* Start Input data *
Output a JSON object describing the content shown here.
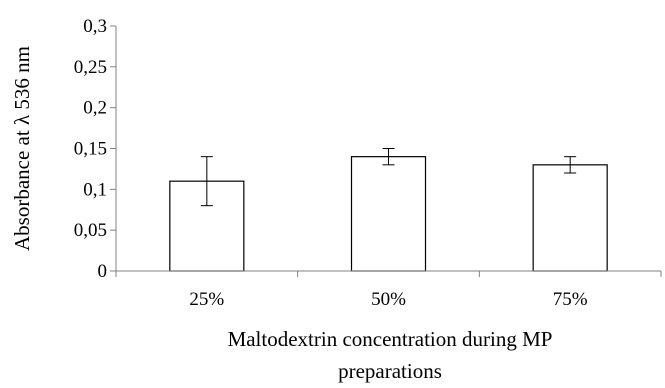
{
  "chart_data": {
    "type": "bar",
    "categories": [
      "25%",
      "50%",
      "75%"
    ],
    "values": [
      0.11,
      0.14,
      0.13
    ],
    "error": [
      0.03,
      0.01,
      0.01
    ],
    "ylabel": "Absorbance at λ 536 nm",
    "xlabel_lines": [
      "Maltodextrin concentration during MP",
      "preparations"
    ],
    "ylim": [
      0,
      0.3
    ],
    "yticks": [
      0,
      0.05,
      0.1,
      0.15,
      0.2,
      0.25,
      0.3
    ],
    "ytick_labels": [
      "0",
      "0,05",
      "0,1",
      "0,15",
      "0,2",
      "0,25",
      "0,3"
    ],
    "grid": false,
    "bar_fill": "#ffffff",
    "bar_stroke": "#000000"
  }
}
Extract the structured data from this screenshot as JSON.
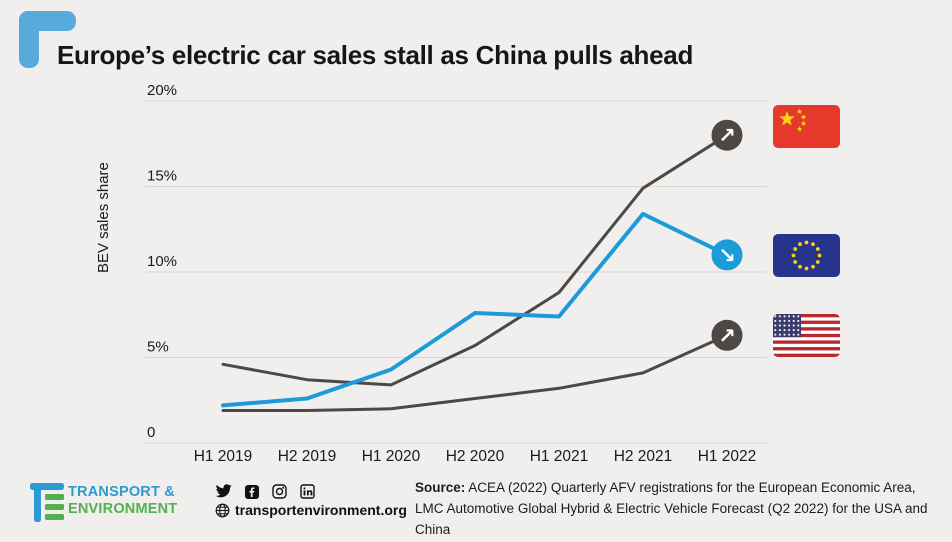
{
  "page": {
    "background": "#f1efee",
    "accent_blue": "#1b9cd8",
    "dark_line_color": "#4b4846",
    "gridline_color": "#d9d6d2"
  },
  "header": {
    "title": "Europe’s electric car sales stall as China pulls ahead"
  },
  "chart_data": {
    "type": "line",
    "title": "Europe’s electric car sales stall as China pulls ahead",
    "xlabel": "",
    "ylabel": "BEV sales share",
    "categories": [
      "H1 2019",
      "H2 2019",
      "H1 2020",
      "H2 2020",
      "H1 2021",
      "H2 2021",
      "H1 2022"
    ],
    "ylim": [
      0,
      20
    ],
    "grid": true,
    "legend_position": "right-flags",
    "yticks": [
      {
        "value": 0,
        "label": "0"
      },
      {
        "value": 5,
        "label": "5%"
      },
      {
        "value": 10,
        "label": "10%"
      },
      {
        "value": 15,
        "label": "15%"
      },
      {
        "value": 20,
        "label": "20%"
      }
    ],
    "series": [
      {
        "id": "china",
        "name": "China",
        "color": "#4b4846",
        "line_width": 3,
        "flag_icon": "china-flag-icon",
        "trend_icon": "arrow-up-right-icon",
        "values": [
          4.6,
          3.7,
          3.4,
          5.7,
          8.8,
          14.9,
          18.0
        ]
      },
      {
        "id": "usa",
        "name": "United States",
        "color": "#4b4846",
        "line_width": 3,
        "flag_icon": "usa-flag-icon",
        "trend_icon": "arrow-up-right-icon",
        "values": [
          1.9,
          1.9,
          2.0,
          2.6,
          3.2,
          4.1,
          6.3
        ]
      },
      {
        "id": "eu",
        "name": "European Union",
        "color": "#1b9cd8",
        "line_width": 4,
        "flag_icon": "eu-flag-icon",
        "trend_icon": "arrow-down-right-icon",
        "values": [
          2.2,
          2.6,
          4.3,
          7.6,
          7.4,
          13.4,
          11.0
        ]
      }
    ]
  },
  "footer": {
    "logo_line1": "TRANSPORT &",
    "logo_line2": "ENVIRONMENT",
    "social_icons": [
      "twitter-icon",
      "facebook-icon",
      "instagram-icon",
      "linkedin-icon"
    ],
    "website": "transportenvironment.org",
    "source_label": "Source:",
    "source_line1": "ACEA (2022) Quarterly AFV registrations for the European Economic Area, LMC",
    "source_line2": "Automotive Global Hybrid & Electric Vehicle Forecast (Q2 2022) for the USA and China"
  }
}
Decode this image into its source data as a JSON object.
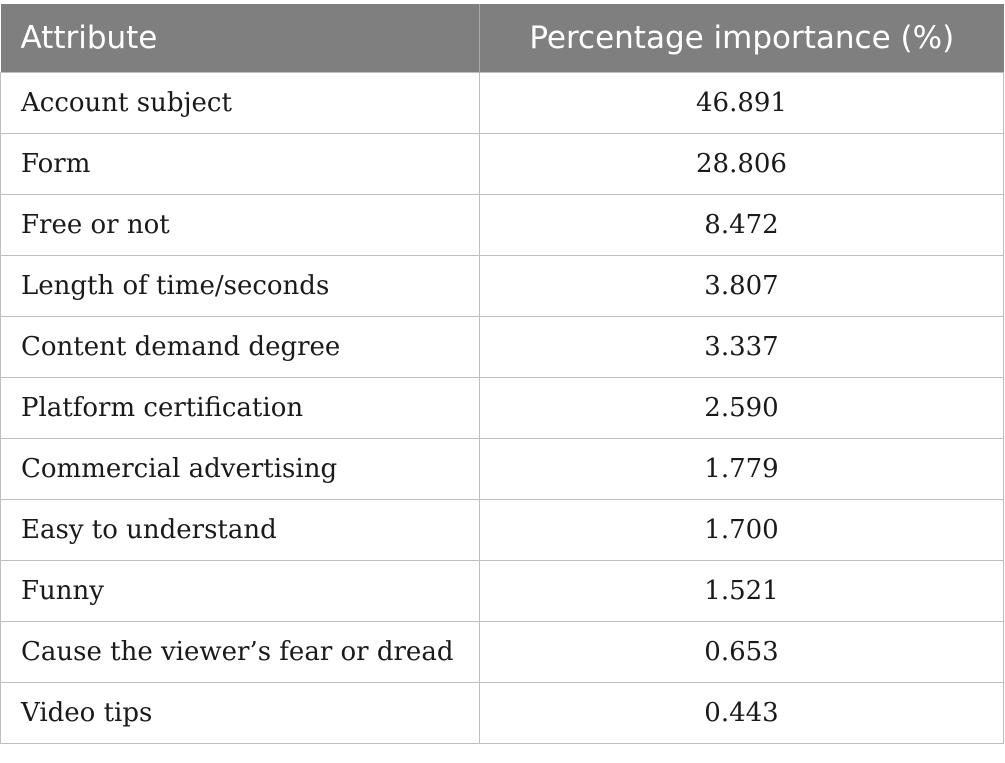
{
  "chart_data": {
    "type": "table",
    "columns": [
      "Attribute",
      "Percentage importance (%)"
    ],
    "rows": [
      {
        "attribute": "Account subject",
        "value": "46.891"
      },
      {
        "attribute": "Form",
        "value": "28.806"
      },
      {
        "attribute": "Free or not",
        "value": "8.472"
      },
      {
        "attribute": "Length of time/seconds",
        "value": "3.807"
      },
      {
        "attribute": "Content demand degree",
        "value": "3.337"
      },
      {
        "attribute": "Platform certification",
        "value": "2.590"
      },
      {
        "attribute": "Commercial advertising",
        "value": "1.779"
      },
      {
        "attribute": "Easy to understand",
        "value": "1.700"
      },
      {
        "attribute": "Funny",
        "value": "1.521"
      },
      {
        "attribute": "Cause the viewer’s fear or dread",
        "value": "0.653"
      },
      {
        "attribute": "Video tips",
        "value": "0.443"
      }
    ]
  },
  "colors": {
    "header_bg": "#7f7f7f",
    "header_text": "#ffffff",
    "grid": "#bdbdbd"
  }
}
* End Input data *
Show every line of the listing in which the string "European" can be found.

        "name": "European Union",
    "source_line1": "ACEA (2022) Quarterly AFV registrations for the European Economic Area, LMC",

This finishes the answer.